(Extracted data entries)
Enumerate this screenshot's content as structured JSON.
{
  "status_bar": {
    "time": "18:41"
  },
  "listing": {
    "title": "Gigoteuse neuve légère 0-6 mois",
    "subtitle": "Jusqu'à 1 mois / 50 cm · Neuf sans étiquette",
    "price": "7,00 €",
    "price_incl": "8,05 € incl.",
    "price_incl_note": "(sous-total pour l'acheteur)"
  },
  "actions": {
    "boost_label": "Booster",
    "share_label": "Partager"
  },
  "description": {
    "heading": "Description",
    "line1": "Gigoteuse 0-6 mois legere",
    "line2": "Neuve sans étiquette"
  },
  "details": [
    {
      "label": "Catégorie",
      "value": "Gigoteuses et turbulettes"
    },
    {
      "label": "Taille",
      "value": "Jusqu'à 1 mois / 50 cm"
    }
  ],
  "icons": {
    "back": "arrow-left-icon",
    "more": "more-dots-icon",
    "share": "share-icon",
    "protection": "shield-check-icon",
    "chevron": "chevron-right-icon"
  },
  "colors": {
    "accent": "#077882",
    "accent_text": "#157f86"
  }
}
==
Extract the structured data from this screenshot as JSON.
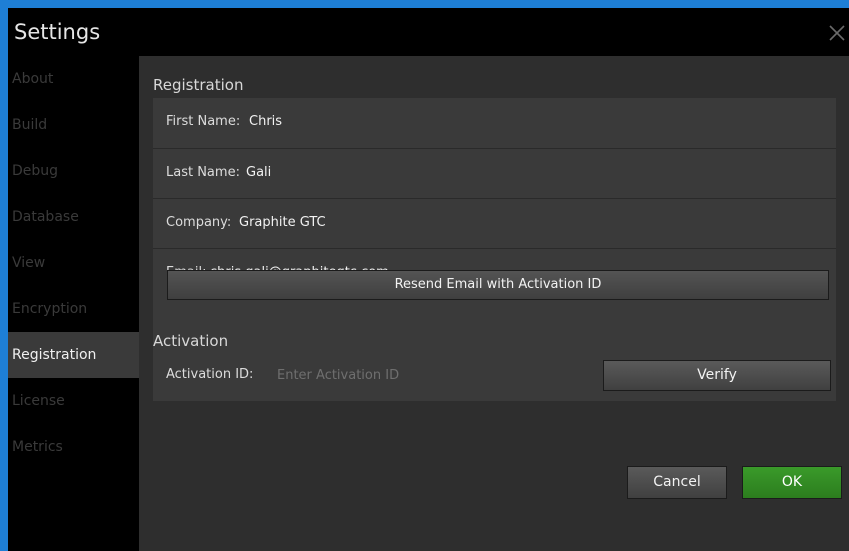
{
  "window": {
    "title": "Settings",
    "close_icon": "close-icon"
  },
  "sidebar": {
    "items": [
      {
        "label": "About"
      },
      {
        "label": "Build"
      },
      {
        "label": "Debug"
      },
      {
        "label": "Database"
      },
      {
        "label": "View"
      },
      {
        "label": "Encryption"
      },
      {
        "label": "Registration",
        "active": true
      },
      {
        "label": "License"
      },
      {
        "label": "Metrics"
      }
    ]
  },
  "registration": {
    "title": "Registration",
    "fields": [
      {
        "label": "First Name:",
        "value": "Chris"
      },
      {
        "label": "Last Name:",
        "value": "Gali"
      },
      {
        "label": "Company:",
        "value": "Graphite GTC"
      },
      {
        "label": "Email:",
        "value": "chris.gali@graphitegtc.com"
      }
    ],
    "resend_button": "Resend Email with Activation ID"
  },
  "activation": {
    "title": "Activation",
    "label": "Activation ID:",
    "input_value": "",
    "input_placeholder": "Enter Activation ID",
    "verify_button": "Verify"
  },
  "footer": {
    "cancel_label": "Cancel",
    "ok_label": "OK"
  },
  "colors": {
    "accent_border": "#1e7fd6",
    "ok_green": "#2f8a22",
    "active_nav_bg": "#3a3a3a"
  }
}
* * *
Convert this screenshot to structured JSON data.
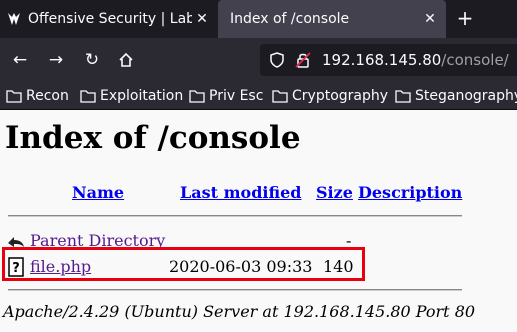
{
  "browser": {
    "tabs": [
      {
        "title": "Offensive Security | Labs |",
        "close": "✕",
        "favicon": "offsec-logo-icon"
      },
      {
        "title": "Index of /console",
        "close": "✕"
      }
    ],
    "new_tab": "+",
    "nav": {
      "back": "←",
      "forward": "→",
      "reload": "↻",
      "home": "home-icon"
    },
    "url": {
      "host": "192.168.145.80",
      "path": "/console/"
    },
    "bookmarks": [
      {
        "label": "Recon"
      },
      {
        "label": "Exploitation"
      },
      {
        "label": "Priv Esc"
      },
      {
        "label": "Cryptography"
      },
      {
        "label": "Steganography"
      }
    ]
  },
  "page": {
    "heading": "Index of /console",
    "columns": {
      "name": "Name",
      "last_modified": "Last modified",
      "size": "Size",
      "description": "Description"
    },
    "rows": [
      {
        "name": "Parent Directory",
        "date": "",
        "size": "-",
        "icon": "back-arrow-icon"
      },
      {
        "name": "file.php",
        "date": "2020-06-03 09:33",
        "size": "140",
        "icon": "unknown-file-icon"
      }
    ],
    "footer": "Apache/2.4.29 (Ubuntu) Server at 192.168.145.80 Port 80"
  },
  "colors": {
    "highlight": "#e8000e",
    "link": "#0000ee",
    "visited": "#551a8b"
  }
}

**Stated task:**
Give only the number of lines in the material above that include the word "mois".

**Written answer:**
4